| RECORDS SUPPLIED |
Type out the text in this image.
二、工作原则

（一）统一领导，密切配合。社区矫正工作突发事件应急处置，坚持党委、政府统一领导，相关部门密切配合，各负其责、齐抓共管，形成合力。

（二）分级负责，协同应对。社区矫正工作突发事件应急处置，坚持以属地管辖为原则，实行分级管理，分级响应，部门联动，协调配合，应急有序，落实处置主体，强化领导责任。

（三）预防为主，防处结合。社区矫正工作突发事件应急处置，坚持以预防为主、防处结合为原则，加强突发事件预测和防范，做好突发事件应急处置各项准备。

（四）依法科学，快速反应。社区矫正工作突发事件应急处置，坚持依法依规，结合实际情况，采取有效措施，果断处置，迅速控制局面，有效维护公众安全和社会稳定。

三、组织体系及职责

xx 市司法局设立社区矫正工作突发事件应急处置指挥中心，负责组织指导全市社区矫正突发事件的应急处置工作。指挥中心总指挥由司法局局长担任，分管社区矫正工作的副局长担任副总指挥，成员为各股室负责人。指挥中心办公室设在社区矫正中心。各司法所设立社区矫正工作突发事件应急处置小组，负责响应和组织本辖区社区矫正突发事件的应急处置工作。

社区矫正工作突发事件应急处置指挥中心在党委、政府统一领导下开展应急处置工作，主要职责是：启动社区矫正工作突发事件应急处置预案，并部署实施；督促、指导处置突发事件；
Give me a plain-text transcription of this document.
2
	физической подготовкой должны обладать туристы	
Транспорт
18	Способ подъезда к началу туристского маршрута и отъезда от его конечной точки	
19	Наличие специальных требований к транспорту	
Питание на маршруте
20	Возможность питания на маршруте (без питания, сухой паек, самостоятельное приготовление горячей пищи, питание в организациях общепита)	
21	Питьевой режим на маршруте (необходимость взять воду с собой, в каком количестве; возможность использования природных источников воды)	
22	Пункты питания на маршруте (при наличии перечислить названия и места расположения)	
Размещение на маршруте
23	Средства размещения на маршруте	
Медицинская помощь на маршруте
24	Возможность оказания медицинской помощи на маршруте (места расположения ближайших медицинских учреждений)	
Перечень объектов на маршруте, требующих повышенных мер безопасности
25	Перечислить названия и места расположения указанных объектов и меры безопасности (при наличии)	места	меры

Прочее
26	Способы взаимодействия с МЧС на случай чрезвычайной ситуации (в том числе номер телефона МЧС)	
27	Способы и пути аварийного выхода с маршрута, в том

| AIM OF THE TASK |
The entries above should be repeated exactly, every one of them.

| REPLY TO THE TASK |
Type out the text in this image.
二、工作原则

（一）统一领导，密切配合。社区矫正工作突发事件应急处置，坚持党委、政府统一领导，相关部门密切配合，各负其责、齐抓共管，形成合力。

（二）分级负责，协同应对。社区矫正工作突发事件应急处置，坚持以属地管辖为原则，实行分级管理，分级响应，部门联动，协调配合，应急有序，落实处置主体，强化领导责任。

（三）预防为主，防处结合。社区矫正工作突发事件应急处置，坚持以预防为主、防处结合为原则，加强突发事件预测和防范，做好突发事件应急处置各项准备。

（四）依法科学，快速反应。社区矫正工作突发事件应急处置，坚持依法依规，结合实际情况，采取有效措施，果断处置，迅速控制局面，有效维护公众安全和社会稳定。

三、组织体系及职责

xx 市司法局设立社区矫正工作突发事件应急处置指挥中心，负责组织指导全市社区矫正突发事件的应急处置工作。指挥中心总指挥由司法局局长担任，分管社区矫正工作的副局长担任副总指挥，成员为各股室负责人。指挥中心办公室设在社区矫正中心。各司法所设立社区矫正工作突发事件应急处置小组，负责响应和组织本辖区社区矫正突发事件的应急处置工作。

社区矫正工作突发事件应急处置指挥中心在党委、政府统一领导下开展应急处置工作，主要职责是：启动社区矫正工作突发事件应急处置预案，并部署实施；督促、指导处置突发事件；
Give me a plain-text transcription of this document.
2
	физической подготовкой должны обладать туристы	
Транспорт
18	Способ подъезда к началу туристского маршрута и отъезда от его конечной точки	
19	Наличие специальных требований к транспорту	
Питание на маршруте
20	Возможность питания на маршруте (без питания, сухой паек, самостоятельное приготовление горячей пищи, питание в организациях общепита)	
21	Питьевой режим на маршруте (необходимость взять воду с собой, в каком количестве; возможность использования природных источников воды)	
22	Пункты питания на маршруте (при наличии перечислить названия и места расположения)	
Размещение на маршруте
23	Средства размещения на маршруте	
Медицинская помощь на маршруте
24	Возможность оказания медицинской помощи на маршруте (места расположения ближайших медицинских учреждений)	
Перечень объектов на маршруте, требующих повышенных мер безопасности
25	Перечислить названия и места расположения указанных объектов и меры безопасности (при наличии)	места	меры

Прочее
26	Способы взаимодействия с МЧС на случай чрезвычайной ситуации (в том числе номер телефона МЧС)	
27	Способы и пути аварийного выхода с маршрута, в том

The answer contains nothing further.